Listing
◆ ◆ ◆ ◆
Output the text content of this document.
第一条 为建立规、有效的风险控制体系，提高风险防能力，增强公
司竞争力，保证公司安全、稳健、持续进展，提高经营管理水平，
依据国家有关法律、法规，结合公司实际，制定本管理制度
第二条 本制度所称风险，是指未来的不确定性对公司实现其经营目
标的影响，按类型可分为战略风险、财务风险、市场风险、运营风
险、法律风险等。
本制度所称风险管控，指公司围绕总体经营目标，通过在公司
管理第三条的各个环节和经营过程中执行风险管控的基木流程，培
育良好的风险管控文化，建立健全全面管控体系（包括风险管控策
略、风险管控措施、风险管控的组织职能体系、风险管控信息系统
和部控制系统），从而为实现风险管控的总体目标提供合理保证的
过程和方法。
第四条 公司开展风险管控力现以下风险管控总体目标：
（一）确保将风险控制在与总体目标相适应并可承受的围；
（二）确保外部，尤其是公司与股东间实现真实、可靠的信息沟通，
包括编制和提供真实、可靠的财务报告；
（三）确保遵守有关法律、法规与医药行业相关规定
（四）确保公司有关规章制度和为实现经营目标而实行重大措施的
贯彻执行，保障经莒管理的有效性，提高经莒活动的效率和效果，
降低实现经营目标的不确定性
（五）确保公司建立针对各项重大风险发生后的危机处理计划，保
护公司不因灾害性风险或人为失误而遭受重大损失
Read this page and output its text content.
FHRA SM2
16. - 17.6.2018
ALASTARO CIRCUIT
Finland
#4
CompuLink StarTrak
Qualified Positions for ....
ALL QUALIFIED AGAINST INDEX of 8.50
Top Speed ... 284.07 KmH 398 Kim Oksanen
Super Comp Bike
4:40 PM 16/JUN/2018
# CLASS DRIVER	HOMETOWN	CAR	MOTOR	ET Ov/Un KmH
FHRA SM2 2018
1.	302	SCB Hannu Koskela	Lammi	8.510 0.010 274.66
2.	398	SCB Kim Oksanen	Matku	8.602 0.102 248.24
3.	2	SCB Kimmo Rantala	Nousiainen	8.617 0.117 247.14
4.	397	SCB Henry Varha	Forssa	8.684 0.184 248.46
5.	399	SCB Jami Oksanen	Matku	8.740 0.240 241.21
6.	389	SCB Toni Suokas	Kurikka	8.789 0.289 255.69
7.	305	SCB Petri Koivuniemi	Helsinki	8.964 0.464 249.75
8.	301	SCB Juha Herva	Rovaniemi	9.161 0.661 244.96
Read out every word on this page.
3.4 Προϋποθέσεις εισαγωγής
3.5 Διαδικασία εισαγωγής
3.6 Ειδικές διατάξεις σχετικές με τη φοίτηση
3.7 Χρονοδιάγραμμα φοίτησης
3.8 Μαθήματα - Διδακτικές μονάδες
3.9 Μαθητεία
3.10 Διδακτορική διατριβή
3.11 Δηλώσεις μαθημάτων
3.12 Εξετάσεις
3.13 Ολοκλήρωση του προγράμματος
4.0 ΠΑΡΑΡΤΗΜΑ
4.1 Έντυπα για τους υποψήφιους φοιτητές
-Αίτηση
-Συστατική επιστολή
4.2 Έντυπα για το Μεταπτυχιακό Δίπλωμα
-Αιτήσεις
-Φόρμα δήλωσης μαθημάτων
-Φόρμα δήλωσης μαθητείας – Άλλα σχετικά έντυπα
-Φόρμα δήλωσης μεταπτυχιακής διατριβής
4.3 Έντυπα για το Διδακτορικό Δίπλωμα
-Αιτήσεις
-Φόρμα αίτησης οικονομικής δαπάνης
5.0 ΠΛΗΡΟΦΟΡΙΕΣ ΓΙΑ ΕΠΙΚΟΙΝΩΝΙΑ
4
◆ ◆ ◆ ◆
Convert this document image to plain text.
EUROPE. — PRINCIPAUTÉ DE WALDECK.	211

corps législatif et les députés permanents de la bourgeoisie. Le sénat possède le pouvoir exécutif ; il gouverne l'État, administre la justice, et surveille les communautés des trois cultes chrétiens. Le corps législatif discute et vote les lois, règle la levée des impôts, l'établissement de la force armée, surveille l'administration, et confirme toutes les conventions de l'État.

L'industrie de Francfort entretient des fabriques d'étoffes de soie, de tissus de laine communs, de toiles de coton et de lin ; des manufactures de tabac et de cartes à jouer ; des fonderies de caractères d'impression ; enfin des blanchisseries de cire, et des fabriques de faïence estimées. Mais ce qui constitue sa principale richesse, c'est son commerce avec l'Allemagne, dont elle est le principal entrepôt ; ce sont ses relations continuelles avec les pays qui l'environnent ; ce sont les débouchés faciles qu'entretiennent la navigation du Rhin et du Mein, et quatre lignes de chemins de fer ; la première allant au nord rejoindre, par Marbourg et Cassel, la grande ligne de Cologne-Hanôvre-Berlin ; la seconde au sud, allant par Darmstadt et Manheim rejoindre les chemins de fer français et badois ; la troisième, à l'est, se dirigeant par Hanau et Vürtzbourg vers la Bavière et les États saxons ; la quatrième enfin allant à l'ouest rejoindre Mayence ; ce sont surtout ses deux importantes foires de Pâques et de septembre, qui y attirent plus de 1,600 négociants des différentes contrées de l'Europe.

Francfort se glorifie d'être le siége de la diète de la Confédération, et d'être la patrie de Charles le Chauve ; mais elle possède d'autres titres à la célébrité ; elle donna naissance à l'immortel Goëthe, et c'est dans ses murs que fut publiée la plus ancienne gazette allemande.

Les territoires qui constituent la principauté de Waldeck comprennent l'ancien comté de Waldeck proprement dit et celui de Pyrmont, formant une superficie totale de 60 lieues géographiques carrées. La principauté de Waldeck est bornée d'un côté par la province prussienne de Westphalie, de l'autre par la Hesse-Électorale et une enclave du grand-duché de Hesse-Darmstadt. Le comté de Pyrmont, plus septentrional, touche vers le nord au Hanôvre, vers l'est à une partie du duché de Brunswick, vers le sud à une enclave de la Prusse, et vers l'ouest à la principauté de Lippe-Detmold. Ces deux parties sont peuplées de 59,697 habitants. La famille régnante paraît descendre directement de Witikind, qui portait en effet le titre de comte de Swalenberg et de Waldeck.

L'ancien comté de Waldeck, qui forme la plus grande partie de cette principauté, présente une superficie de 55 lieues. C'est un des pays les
◆ ◆ ◆ ◆
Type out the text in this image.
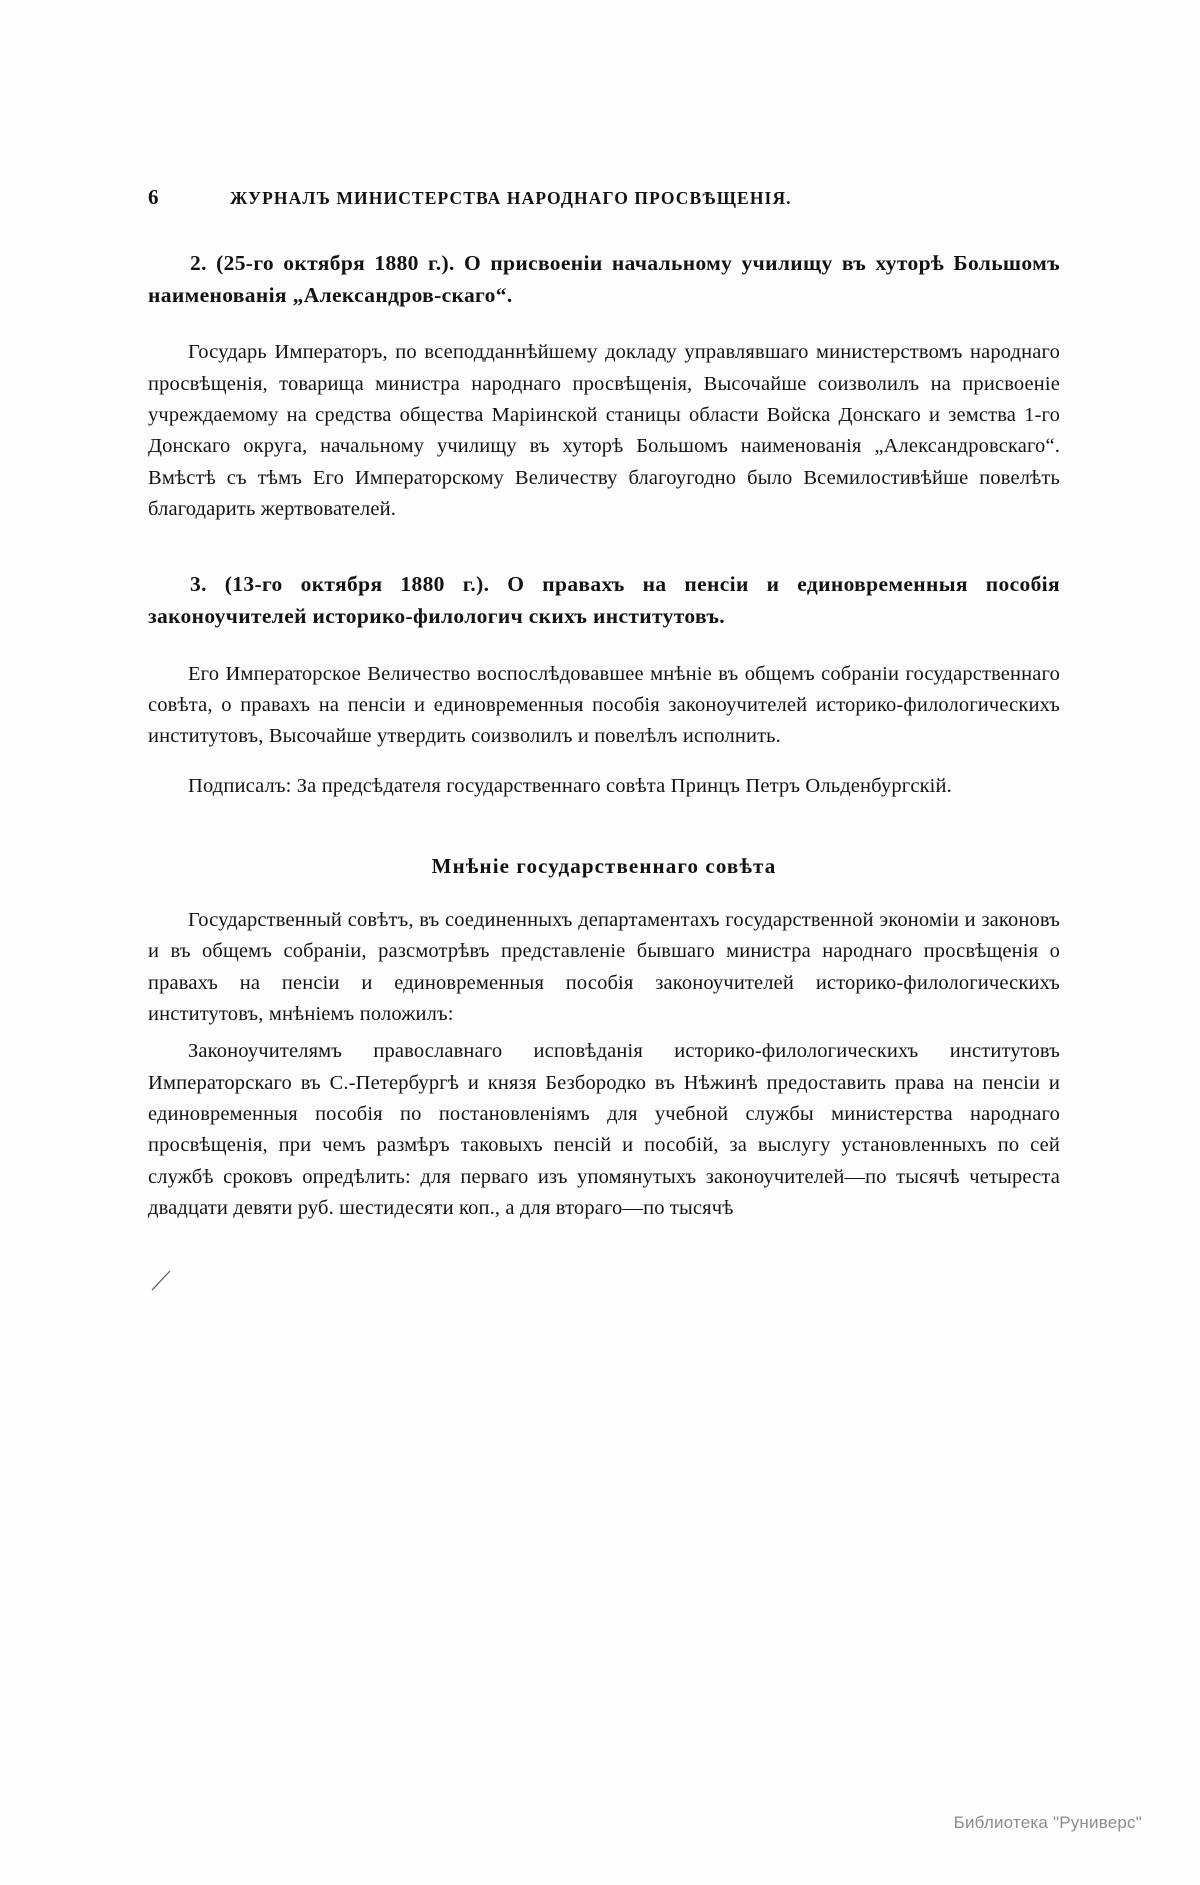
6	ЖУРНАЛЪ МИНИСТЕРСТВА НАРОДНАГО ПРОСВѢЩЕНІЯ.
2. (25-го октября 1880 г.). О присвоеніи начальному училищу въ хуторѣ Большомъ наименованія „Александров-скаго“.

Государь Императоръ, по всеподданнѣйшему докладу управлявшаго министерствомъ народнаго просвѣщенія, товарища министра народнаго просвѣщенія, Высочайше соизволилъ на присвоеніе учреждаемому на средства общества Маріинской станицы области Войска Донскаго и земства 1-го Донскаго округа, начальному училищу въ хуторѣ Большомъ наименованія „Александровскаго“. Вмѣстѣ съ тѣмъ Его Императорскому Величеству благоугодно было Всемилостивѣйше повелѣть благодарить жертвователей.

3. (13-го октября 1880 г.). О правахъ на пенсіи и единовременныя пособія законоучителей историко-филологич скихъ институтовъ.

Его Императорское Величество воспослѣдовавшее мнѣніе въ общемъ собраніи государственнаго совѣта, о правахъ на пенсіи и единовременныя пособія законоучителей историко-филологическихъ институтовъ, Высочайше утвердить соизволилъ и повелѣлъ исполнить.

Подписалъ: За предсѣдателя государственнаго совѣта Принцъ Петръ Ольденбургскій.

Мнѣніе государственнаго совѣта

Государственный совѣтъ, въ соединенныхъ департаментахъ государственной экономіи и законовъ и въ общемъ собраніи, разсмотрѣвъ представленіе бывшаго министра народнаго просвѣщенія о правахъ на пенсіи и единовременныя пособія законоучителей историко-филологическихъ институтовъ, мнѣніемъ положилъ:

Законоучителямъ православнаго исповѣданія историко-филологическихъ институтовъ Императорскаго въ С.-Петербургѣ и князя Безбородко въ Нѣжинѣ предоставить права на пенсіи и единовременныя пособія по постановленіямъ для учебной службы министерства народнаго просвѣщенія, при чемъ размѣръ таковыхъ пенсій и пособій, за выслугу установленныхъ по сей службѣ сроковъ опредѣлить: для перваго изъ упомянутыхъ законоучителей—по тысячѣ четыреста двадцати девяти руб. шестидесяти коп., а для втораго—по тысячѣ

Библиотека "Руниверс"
◆ ◆ ◆ ◆
What the task requires
Copy every line of the records above that holds the word "государственнаго".

Final result
Его Императорское Величество воспослѣдовавшее мнѣніе въ общемъ собраніи государственнаго совѣта, о правахъ на пенсіи и единовременныя пособія законоучителей историко-филологическихъ институтовъ, Высочайше утвердить соизволилъ и повелѣлъ исполнить.
Подписалъ: За предсѣдателя государственнаго совѣта Принцъ Петръ Ольденбургскій.
Мнѣніе государственнаго совѣта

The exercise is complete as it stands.